Data for processing:
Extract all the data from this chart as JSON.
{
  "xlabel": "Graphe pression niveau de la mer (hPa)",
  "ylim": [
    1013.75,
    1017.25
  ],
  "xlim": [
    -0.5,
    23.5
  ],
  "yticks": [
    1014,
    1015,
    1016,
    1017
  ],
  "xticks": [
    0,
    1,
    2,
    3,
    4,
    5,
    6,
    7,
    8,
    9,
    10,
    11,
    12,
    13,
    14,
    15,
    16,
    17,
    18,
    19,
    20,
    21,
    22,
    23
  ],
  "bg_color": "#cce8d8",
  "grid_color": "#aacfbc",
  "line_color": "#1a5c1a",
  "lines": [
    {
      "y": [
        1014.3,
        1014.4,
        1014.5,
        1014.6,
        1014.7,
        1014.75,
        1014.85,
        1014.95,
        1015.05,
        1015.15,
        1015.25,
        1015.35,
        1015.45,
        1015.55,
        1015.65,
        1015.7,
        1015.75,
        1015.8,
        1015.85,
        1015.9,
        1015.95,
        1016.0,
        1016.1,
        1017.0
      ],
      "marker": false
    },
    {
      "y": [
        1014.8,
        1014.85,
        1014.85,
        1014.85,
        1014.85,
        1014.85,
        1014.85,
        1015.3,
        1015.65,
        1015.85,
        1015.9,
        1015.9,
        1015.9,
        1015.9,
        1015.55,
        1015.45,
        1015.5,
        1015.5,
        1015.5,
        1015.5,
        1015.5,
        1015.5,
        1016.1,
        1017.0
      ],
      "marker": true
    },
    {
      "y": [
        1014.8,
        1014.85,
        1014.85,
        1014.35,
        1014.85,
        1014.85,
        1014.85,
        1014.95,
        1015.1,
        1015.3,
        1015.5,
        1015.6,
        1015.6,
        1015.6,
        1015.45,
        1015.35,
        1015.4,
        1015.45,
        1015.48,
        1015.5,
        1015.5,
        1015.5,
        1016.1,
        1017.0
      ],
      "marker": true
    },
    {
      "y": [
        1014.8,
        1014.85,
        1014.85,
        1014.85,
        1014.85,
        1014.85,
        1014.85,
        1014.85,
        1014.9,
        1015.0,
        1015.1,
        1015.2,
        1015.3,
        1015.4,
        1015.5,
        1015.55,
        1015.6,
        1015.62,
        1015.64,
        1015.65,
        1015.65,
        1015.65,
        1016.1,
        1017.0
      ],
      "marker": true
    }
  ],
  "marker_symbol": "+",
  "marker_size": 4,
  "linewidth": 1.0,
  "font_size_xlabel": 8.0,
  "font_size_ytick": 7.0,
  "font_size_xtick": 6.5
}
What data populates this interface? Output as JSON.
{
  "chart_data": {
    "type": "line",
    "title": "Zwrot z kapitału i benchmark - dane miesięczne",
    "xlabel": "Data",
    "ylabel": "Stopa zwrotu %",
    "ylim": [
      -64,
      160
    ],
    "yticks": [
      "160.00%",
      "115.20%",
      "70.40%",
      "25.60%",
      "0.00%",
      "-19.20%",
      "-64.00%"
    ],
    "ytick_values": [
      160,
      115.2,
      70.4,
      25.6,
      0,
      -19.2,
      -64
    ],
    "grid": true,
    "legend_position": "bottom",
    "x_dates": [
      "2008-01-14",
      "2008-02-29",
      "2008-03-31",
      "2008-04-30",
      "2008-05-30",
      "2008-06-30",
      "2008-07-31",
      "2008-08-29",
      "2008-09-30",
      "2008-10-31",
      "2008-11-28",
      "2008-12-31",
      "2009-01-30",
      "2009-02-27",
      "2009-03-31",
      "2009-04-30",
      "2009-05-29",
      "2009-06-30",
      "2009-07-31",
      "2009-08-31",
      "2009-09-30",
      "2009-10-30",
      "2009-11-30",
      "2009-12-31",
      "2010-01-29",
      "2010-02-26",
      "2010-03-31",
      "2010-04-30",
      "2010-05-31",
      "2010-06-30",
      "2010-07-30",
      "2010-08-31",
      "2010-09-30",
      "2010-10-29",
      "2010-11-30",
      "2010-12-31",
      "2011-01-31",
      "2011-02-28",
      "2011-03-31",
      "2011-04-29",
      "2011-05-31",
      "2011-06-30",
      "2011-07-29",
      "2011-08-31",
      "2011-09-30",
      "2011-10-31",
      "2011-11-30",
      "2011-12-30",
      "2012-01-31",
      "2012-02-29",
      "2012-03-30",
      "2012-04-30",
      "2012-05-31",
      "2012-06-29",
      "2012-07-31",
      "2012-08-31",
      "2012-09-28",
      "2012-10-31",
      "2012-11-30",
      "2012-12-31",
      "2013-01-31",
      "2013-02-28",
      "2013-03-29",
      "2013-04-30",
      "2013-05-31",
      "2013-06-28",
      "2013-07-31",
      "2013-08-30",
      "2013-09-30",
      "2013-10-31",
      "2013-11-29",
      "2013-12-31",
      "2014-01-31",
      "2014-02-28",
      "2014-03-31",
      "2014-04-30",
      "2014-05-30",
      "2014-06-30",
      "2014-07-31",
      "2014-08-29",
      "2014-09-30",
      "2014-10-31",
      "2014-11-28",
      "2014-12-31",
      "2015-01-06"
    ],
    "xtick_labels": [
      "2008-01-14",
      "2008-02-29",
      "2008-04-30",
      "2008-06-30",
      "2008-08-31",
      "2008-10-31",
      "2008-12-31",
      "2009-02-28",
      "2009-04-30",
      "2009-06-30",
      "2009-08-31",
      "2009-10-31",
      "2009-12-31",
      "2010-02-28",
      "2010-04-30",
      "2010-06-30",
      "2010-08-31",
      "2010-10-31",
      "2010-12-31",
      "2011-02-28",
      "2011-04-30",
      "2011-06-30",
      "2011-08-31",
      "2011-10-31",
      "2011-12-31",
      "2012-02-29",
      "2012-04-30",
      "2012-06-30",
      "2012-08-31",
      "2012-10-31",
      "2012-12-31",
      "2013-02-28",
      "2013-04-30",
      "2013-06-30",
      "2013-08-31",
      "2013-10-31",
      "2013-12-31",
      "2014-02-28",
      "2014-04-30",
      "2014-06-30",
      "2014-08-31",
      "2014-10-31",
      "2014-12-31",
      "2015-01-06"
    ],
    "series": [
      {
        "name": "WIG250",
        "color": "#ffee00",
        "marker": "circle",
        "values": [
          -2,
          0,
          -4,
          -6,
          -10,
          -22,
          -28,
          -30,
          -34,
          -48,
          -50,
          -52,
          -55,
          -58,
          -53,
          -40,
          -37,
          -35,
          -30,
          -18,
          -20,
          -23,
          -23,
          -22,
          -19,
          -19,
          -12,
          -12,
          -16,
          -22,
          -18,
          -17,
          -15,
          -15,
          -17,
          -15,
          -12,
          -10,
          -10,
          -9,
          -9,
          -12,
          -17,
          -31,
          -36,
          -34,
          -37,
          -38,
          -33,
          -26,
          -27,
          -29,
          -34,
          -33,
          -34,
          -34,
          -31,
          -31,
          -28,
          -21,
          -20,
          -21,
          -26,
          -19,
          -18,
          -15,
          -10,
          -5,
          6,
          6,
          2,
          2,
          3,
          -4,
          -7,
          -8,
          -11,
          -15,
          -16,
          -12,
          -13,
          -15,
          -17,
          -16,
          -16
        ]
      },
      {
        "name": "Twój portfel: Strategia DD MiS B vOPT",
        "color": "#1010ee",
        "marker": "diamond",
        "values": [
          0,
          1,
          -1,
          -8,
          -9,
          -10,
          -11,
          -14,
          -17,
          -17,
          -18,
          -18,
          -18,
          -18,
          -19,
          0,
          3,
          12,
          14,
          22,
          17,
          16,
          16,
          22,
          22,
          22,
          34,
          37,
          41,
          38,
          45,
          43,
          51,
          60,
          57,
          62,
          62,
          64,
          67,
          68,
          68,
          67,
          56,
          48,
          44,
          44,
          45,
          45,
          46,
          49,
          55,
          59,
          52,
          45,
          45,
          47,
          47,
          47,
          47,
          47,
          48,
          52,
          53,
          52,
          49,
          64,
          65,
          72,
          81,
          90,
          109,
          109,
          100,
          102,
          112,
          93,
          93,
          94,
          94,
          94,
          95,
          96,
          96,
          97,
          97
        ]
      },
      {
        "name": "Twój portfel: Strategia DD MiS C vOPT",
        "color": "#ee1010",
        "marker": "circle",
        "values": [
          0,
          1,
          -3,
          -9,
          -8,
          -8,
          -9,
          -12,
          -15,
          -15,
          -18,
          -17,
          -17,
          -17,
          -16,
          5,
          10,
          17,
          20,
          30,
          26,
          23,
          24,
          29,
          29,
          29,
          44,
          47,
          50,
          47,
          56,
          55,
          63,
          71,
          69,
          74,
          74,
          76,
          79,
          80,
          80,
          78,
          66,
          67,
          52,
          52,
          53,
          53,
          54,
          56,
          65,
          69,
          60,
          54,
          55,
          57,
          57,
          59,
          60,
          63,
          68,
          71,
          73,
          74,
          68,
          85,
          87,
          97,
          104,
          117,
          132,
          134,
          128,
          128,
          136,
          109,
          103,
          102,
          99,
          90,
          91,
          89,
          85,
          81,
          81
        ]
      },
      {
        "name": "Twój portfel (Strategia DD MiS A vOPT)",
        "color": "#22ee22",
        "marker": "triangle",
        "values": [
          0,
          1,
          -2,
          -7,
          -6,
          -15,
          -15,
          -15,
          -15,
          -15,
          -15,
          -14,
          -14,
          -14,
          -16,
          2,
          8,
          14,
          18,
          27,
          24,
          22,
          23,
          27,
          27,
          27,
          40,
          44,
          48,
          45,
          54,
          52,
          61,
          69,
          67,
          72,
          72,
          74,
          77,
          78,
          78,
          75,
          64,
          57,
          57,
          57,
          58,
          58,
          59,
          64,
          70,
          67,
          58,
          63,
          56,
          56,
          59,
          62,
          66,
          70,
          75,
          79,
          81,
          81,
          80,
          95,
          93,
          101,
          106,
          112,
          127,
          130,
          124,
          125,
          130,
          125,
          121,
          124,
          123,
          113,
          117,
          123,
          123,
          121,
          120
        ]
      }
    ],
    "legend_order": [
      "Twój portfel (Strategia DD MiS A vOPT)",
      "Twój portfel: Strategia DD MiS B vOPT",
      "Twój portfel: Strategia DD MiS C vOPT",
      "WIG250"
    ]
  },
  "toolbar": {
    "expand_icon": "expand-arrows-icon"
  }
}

Given problem:
List all lines where "this" occurs.

Answer:
Extract all the data from this chart as JSON.
What data populates this interface? Output as JSON.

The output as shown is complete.